---- Listing
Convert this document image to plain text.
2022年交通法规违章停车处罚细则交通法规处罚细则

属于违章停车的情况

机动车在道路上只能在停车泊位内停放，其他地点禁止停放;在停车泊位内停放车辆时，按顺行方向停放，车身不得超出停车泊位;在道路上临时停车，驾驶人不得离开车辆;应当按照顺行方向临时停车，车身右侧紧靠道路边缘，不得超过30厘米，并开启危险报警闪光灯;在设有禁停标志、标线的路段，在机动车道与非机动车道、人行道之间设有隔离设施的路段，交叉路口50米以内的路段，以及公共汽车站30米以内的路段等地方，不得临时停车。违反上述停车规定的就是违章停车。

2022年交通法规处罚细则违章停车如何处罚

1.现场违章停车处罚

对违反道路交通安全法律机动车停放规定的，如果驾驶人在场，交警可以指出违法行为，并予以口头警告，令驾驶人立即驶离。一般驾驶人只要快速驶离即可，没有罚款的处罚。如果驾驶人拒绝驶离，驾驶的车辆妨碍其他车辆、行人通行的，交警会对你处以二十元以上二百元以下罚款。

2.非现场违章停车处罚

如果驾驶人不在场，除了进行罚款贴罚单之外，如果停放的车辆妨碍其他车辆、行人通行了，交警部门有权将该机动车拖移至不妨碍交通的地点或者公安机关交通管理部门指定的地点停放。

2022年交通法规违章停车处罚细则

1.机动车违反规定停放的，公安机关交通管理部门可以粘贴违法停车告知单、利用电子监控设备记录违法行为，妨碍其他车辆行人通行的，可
--------
---- Listing
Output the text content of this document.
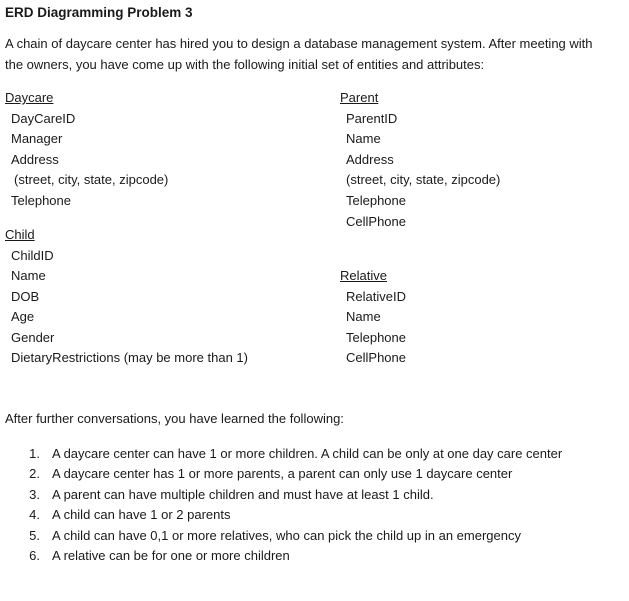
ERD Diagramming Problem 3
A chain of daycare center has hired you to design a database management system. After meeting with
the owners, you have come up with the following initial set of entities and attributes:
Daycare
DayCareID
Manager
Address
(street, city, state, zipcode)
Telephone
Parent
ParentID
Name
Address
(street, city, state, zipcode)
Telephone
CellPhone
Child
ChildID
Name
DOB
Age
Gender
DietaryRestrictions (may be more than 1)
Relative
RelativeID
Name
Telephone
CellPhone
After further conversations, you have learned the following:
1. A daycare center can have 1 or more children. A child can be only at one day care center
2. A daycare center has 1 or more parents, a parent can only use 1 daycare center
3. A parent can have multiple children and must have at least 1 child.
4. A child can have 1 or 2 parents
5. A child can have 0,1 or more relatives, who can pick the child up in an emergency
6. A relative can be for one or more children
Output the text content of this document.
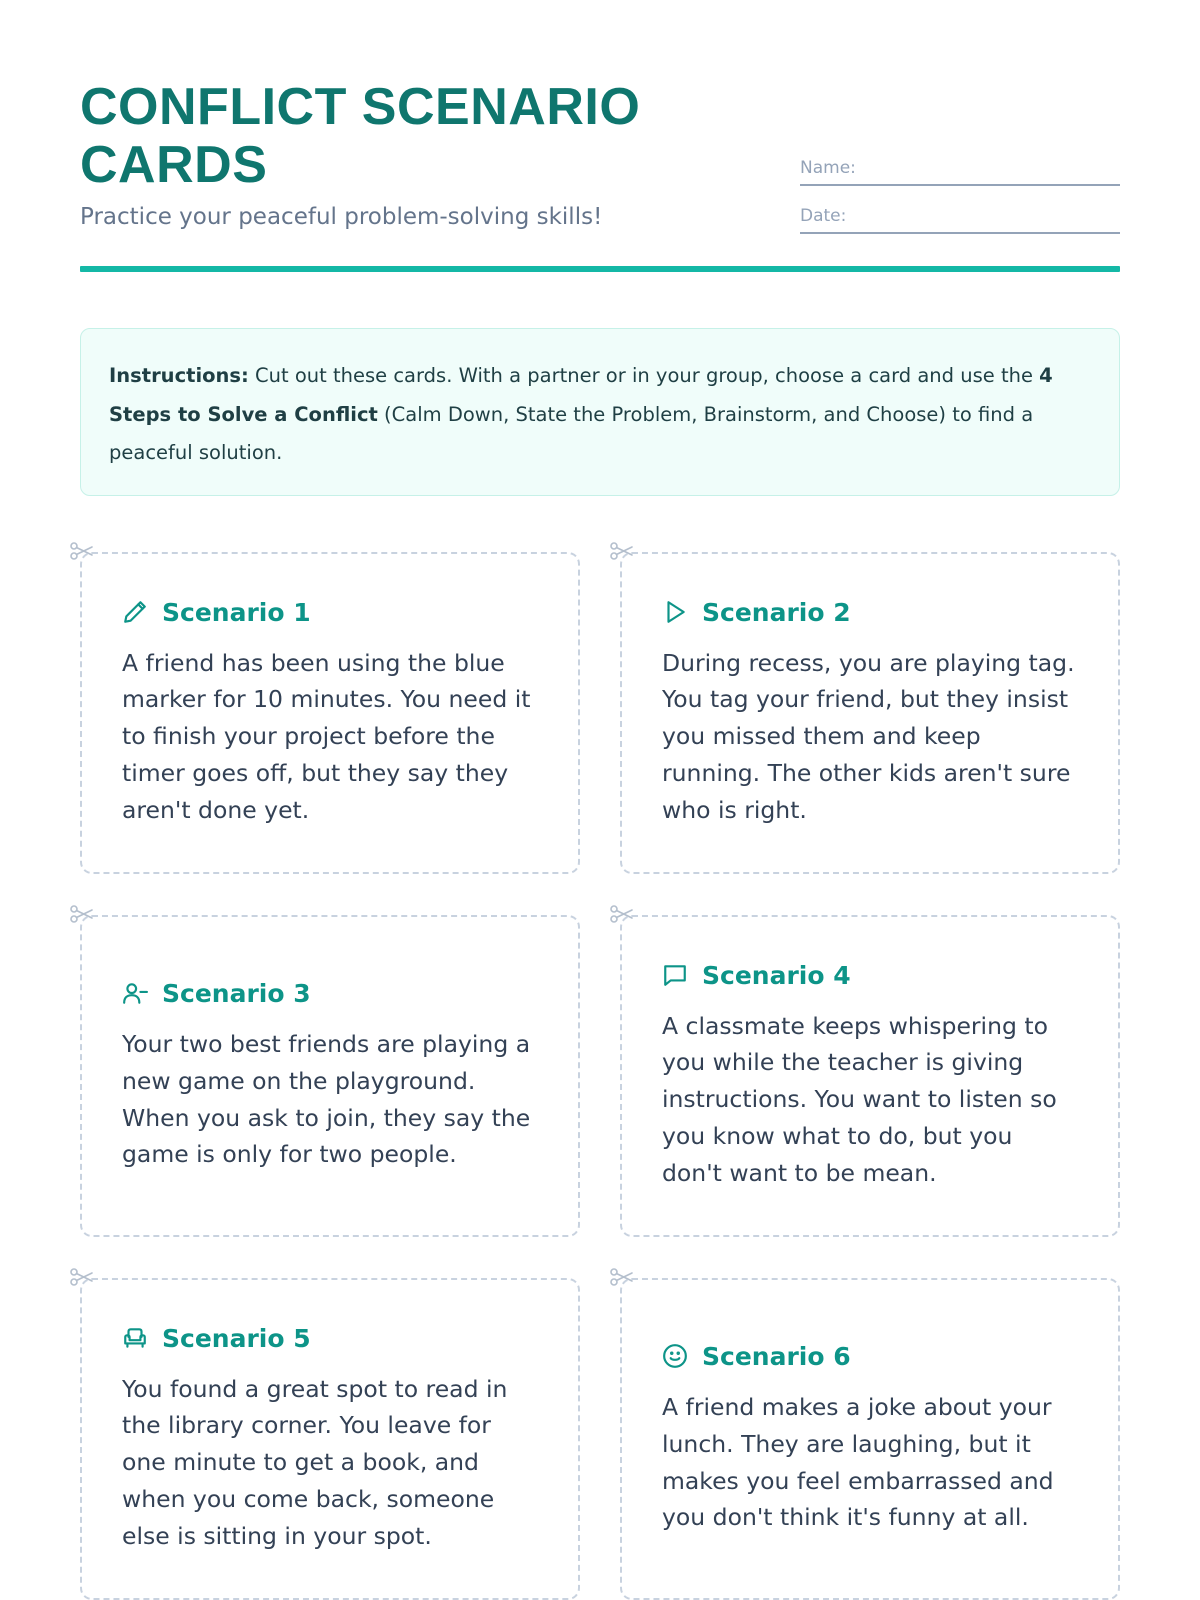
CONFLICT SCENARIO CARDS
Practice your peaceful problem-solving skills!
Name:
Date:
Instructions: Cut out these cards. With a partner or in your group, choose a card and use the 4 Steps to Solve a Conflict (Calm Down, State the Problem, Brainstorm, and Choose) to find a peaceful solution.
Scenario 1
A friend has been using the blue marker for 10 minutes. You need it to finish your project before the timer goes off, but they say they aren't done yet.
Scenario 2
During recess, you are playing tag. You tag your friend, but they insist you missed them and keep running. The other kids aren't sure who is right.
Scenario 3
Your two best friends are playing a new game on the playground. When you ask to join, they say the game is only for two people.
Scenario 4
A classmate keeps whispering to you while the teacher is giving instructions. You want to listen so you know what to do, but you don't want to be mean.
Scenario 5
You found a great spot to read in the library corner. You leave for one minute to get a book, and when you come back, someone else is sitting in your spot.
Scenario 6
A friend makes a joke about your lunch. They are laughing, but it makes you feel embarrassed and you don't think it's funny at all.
--------
Requirements:
Scan the records above for the string "parents", then select every line that holds it.

The answer:
2. A daycare center has 1 or more parents, a parent can only use 1 daycare center
4. A child can have 1 or 2 parents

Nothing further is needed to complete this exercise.